→ Given data
——
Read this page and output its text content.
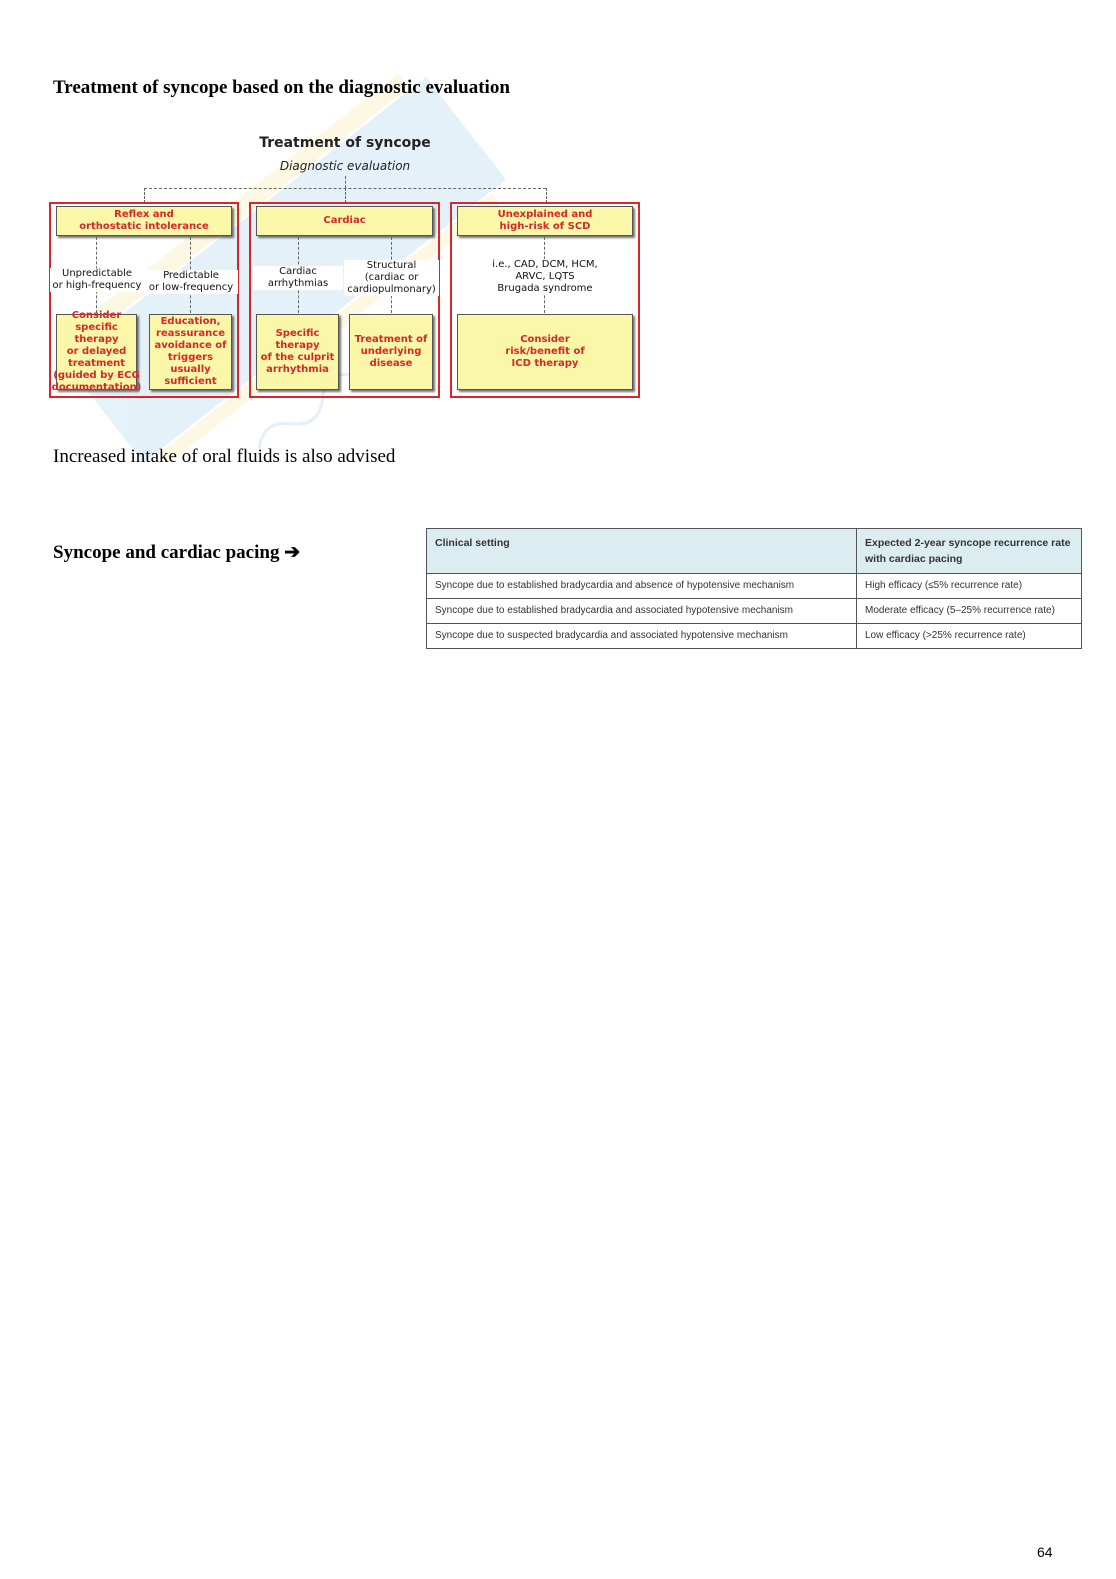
Treatment of syncope based on the diagnostic evaluation
Treatment of syncope
Diagnostic evaluation
Reflex and
orthostatic intolerance
Unpredictable
or high-frequency
Predictable
or low-frequency
Consider specific
therapy
or delayed
treatment
(guided by ECG
documentation)
Education,
reassurance
avoidance of
triggers
usually
sufficient
Cardiac
Cardiac
arrhythmias
Structural
(cardiac or
cardiopulmonary)
Specific therapy
of the culprit
arrhythmia
Treatment of
underlying
disease
Unexplained and
high-risk of SCD
i.e., CAD, DCM, HCM,
ARVC, LQTS
Brugada syndrome
Consider
risk/benefit of
ICD therapy
Increased intake of oral fluids is also advised
Syncope and cardiac pacing ➔	Clinical setting	Expected 2-year syncope recurrence rate with cardiac pacing
Syncope due to established bradycardia and absence of hypotensive mechanism	High efficacy (≤5% recurrence rate)
Syncope due to established bradycardia and associated hypotensive mechanism	Moderate efficacy (5–25% recurrence rate)
Syncope due to suspected bradycardia and associated hypotensive mechanism	Low efficacy (>25% recurrence rate)
64
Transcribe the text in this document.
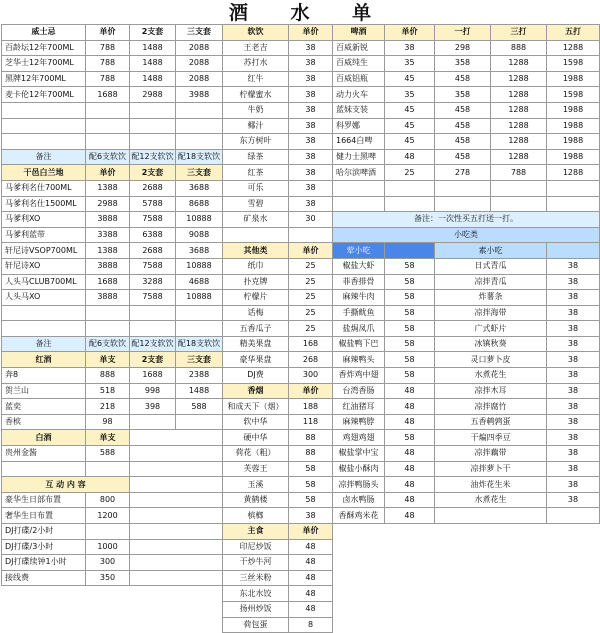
酒 水 单
威士忌	单价	2支套	三支套
百龄坛12年700ML	788	1488	2088
芝华士12年700ML	788	1488	2088
黑牌12年700ML	788	1488	2088
麦卡伦12年700ML	1688	2988	3988

备注	配6支软饮	配12支软饮	配18支软饮
干邑白兰地	单价	2支套	三支套
马爹利名仕700ML	1388	2688	3688
马爹利名仕1500ML	2988	5788	8688
马爹利XO	3888	7588	10888
马爹利蓝带	3388	6388	9088
轩尼诗VSOP700ML	1388	2688	3688
轩尼诗XO	3888	7588	10888
人头马CLUB700ML	1688	3288	4688
人头马XO	3888	7588	10888

备注	配6支软饮	配12支软饮	配18支软饮
红酒	单支	2支套	三支套
奔8	888	1688	2388
贺兰山	518	998	1488
蓝奕	218	398	588
香槟	98		
白酒	单支		
贵州金酱	588		

互 动 内 容			
豪华生日部布置	800		
奢华生日布置	1200		
DJ打碟/2小时			
DJ打碟/3小时	1000		
DJ打碟续钟1小时	300		
接线费	350		
软饮	单价
王老吉	38
苏打水	38
红牛	38
柠檬蜜水	38
牛奶	38
椰汁	38
东方树叶	38
绿茶	38
红茶	38
可乐	38
雪碧	38
矿泉水	30

其他类	单价
纸巾	25
扑克牌	25
柠檬片	25
话梅	25
五香瓜子	25
精美果盘	168
豪华果盘	268
DJ费	300
香烟	单价
和成天下（烟）	188
软中华	118
硬中华	88
荷花（粗）	88
芙蓉王	58
玉溪	58
黄鹤楼	58
槟榔	38
主食	单价
印尼炒饭	48
干炒牛河	48
三丝米粉	48
东北水饺	48
扬州炒饭	48
荷包蛋	8
啤酒	单价	一打	三打	五打
百威新锐	38	298	888	1288
百威纯生	35	358	1288	1598
百威铝瓶	45	458	1288	1988
动力火车	35	358	1288	1598
蓝妹支装	45	458	1288	1988
科罗娜	45	458	1288	1988
1664白啤	45	458	1288	1988
健力士黑啤	48	458	1288	1988
哈尔滨啤酒	25	278	788	1288

备注：一次性买五打送一打。				
小吃类				
荤小吃		素小吃		
椒盐大虾	58	日式青瓜		38
菲香排骨	58	凉拌青瓜		38
麻辣牛肉	58	炸薯条		38
手撕鱿鱼	58	凉拌海带		38
盐焗凤爪	58	广式虾片		38
椒盐鸭下巴	58	冰镇秋葵		38
麻辣鸭头	58	灵口萝卜皮		38
香炸鸡中翅	58	水煮花生		38
台湾香肠	48	凉拌木耳		38
红油猪耳	48	凉拌腐竹		38
麻辣鸭脖	48	五香鹌鹑蛋		38
鸡翅鸡翅	58	干煸四季豆		38
椒盐掌中宝	48	凉拌藕带		38
椒盐小酥肉	48	凉拌萝卜干		38
凉拌鸭肠头	48	油炸花生米		38
卤水鸭肠	48	水煮花生		38
香酥鸡米花	48			
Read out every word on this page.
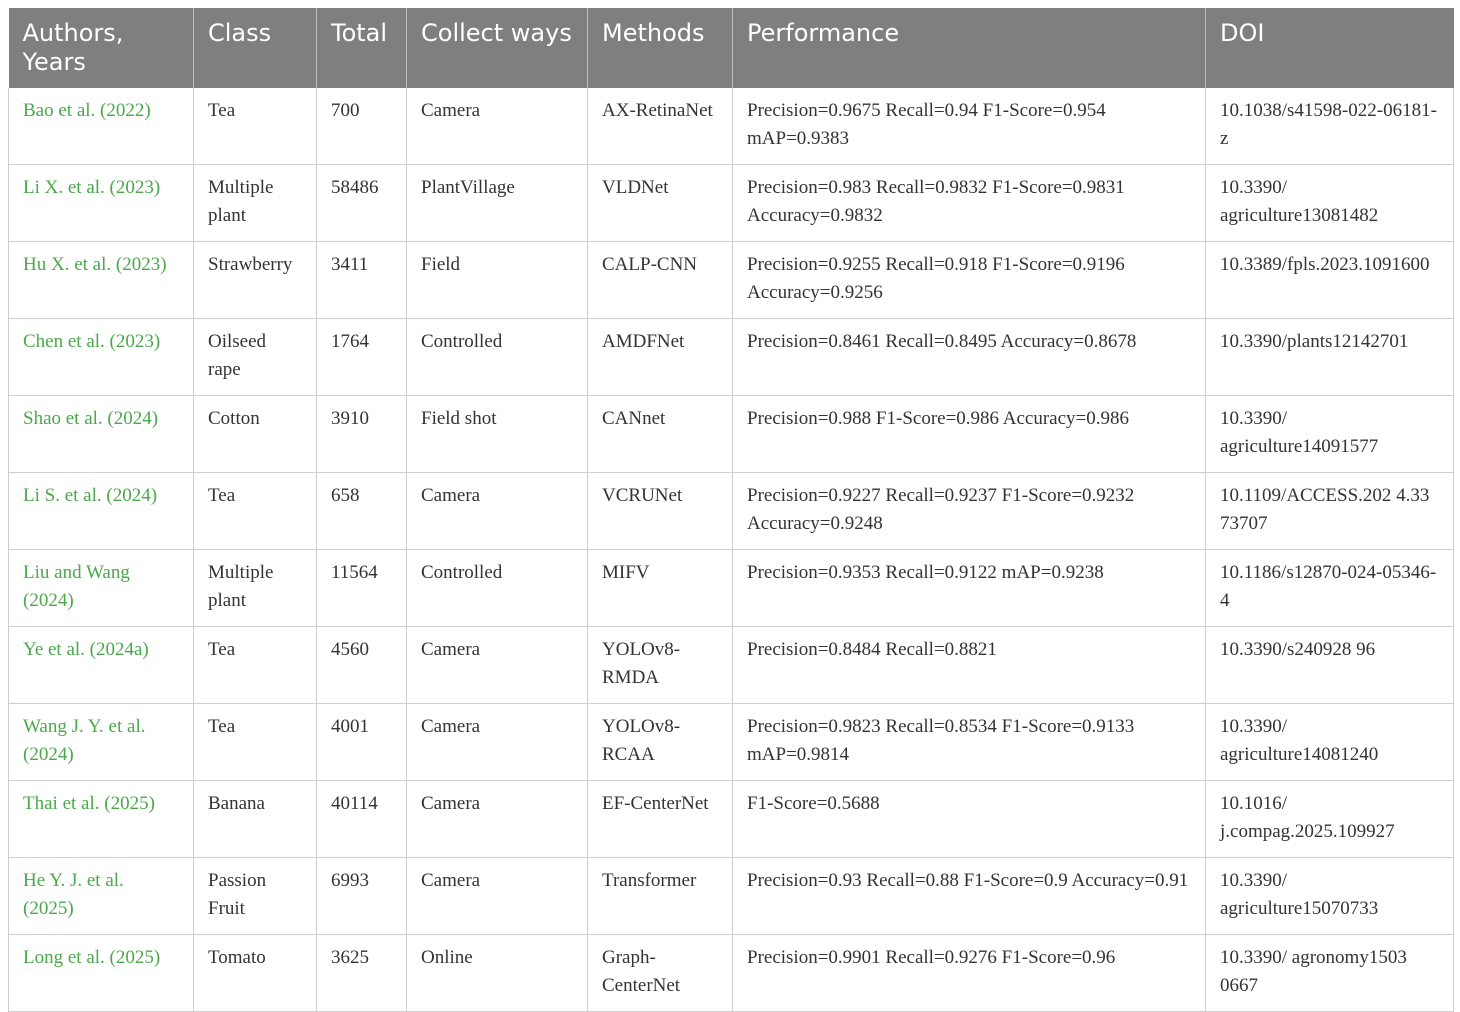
Authors, Years	Class	Total	Collect ways	Methods	Performance	DOI
Bao et al. (2022)	Tea	700	Camera	AX-RetinaNet	Precision=0.9675 Recall=0.94 F1-Score=0.954 mAP=0.9383	10.1038/s41598-022-06181-z
Li X. et al. (2023)	Multiple plant	58486	PlantVillage	VLDNet	Precision=0.983 Recall=0.9832 F1-Score=0.9831 Accuracy=0.9832	10.3390/ agriculture13081482
Hu X. et al. (2023)	Strawberry	3411	Field	CALP-CNN	Precision=0.9255 Recall=0.918 F1-Score=0.9196 Accuracy=0.9256	10.3389/fpls.2023.1091600
Chen et al. (2023)	Oilseed rape	1764	Controlled	AMDFNet	Precision=0.8461 Recall=0.8495 Accuracy=0.8678	10.3390/plants12142701
Shao et al. (2024)	Cotton	3910	Field shot	CANnet	Precision=0.988 F1-Score=0.986 Accuracy=0.986	10.3390/ agriculture14091577
Li S. et al. (2024)	Tea	658	Camera	VCRUNet	Precision=0.9227 Recall=0.9237 F1-Score=0.9232 Accuracy=0.9248	10.1109/ACCESS.202 4.33 73707
Liu and Wang (2024)	Multiple plant	11564	Controlled	MIFV	Precision=0.9353 Recall=0.9122 mAP=0.9238	10.1186/s12870-024-05346-4
Ye et al. (2024a)	Tea	4560	Camera	YOLOv8-RMDA	Precision=0.8484 Recall=0.8821	10.3390/s240928 96
Wang J. Y. et al. (2024)	Tea	4001	Camera	YOLOv8-RCAA	Precision=0.9823 Recall=0.8534 F1-Score=0.9133 mAP=0.9814	10.3390/ agriculture14081240
Thai et al. (2025)	Banana	40114	Camera	EF-CenterNet	F1-Score=0.5688	10.1016/ j.compag.2025.109927
He Y. J. et al. (2025)	Passion Fruit	6993	Camera	Transformer	Precision=0.93 Recall=0.88 F1-Score=0.9 Accuracy=0.91	10.3390/ agriculture15070733
Long et al. (2025)	Tomato	3625	Online	Graph-CenterNet	Precision=0.9901 Recall=0.9276 F1-Score=0.96	10.3390/ agronomy1503 0667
——
→ What you need to do
Reproduce each line exactly as it appears, omitting the pictures.

→ Reply
Read this page and output its text content.
Treatment of syncope based on the diagnostic evaluation
Treatment of syncope
Diagnostic evaluation
Reflex and
orthostatic intolerance
Unpredictable
or high-frequency
Predictable
or low-frequency
Consider specific
therapy
or delayed
treatment
(guided by ECG
documentation)
Education,
reassurance
avoidance of
triggers
usually
sufficient
Cardiac
Cardiac
arrhythmias
Structural
(cardiac or
cardiopulmonary)
Specific therapy
of the culprit
arrhythmia
Treatment of
underlying
disease
Unexplained and
high-risk of SCD
i.e., CAD, DCM, HCM,
ARVC, LQTS
Brugada syndrome
Consider
risk/benefit of
ICD therapy
Increased intake of oral fluids is also advised
Syncope and cardiac pacing ➔	Clinical setting	Expected 2-year syncope recurrence rate with cardiac pacing
Syncope due to established bradycardia and absence of hypotensive mechanism	High efficacy (≤5% recurrence rate)
Syncope due to established bradycardia and associated hypotensive mechanism	Moderate efficacy (5–25% recurrence rate)
Syncope due to suspected bradycardia and associated hypotensive mechanism	Low efficacy (>25% recurrence rate)
64
Transcribe the text in this document.
酒 水 单
威士忌	单价	2支套	三支套
百龄坛12年700ML	788	1488	2088
芝华士12年700ML	788	1488	2088
黑牌12年700ML	788	1488	2088
麦卡伦12年700ML	1688	2988	3988

备注	配6支软饮	配12支软饮	配18支软饮
干邑白兰地	单价	2支套	三支套
马爹利名仕700ML	1388	2688	3688
马爹利名仕1500ML	2988	5788	8688
马爹利XO	3888	7588	10888
马爹利蓝带	3388	6388	9088
轩尼诗VSOP700ML	1388	2688	3688
轩尼诗XO	3888	7588	10888
人头马CLUB700ML	1688	3288	4688
人头马XO	3888	7588	10888

备注	配6支软饮	配12支软饮	配18支软饮
红酒	单支	2支套	三支套
奔8	888	1688	2388
贺兰山	518	998	1488
蓝奕	218	398	588
香槟	98		
白酒	单支		
贵州金酱	588		

互 动 内 容			
豪华生日部布置	800		
奢华生日布置	1200		
DJ打碟/2小时			
DJ打碟/3小时	1000		
DJ打碟续钟1小时	300		
接线费	350		
软饮	单价
王老吉	38
苏打水	38
红牛	38
柠檬蜜水	38
牛奶	38
椰汁	38
东方树叶	38
绿茶	38
红茶	38
可乐	38
雪碧	38
矿泉水	30

其他类	单价
纸巾	25
扑克牌	25
柠檬片	25
话梅	25
五香瓜子	25
精美果盘	168
豪华果盘	268
DJ费	300
香烟	单价
和成天下（烟）	188
软中华	118
硬中华	88
荷花（粗）	88
芙蓉王	58
玉溪	58
黄鹤楼	58
槟榔	38
主食	单价
印尼炒饭	48
干炒牛河	48
三丝米粉	48
东北水饺	48
扬州炒饭	48
荷包蛋	8
啤酒	单价	一打	三打	五打
百威新锐	38	298	888	1288
百威纯生	35	358	1288	1598
百威铝瓶	45	458	1288	1988
动力火车	35	358	1288	1598
蓝妹支装	45	458	1288	1988
科罗娜	45	458	1288	1988
1664白啤	45	458	1288	1988
健力士黑啤	48	458	1288	1988
哈尔滨啤酒	25	278	788	1288

备注：一次性买五打送一打。				
小吃类				
荤小吃		素小吃		
椒盐大虾	58	日式青瓜		38
菲香排骨	58	凉拌青瓜		38
麻辣牛肉	58	炸薯条		38
手撕鱿鱼	58	凉拌海带		38
盐焗凤爪	58	广式虾片		38
椒盐鸭下巴	58	冰镇秋葵		38
麻辣鸭头	58	灵口萝卜皮		38
香炸鸡中翅	58	水煮花生		38
台湾香肠	48	凉拌木耳		38
红油猪耳	48	凉拌腐竹		38
麻辣鸭脖	48	五香鹌鹑蛋		38
鸡翅鸡翅	58	干煸四季豆		38
椒盐掌中宝	48	凉拌藕带		38
椒盐小酥肉	48	凉拌萝卜干		38
凉拌鸭肠头	48	油炸花生米		38
卤水鸭肠	48	水煮花生		38
香酥鸡米花	48			
Read out every word on this page.
Authors, Years	Class	Total	Collect ways	Methods	Performance	DOI
Bao et al. (2022)	Tea	700	Camera	AX-RetinaNet	Precision=0.9675 Recall=0.94 F1-Score=0.954 mAP=0.9383	10.1038/s41598-022-06181-z
Li X. et al. (2023)	Multiple plant	58486	PlantVillage	VLDNet	Precision=0.983 Recall=0.9832 F1-Score=0.9831 Accuracy=0.9832	10.3390/ agriculture13081482
Hu X. et al. (2023)	Strawberry	3411	Field	CALP-CNN	Precision=0.9255 Recall=0.918 F1-Score=0.9196 Accuracy=0.9256	10.3389/fpls.2023.1091600
Chen et al. (2023)	Oilseed rape	1764	Controlled	AMDFNet	Precision=0.8461 Recall=0.8495 Accuracy=0.8678	10.3390/plants12142701
Shao et al. (2024)	Cotton	3910	Field shot	CANnet	Precision=0.988 F1-Score=0.986 Accuracy=0.986	10.3390/ agriculture14091577
Li S. et al. (2024)	Tea	658	Camera	VCRUNet	Precision=0.9227 Recall=0.9237 F1-Score=0.9232 Accuracy=0.9248	10.1109/ACCESS.202 4.33 73707
Liu and Wang (2024)	Multiple plant	11564	Controlled	MIFV	Precision=0.9353 Recall=0.9122 mAP=0.9238	10.1186/s12870-024-05346-4
Ye et al. (2024a)	Tea	4560	Camera	YOLOv8-RMDA	Precision=0.8484 Recall=0.8821	10.3390/s240928 96
Wang J. Y. et al. (2024)	Tea	4001	Camera	YOLOv8-RCAA	Precision=0.9823 Recall=0.8534 F1-Score=0.9133 mAP=0.9814	10.3390/ agriculture14081240
Thai et al. (2025)	Banana	40114	Camera	EF-CenterNet	F1-Score=0.5688	10.1016/ j.compag.2025.109927
He Y. J. et al. (2025)	Passion Fruit	6993	Camera	Transformer	Precision=0.93 Recall=0.88 F1-Score=0.9 Accuracy=0.91	10.3390/ agriculture15070733
Long et al. (2025)	Tomato	3625	Online	Graph-CenterNet	Precision=0.9901 Recall=0.9276 F1-Score=0.96	10.3390/ agronomy1503 0667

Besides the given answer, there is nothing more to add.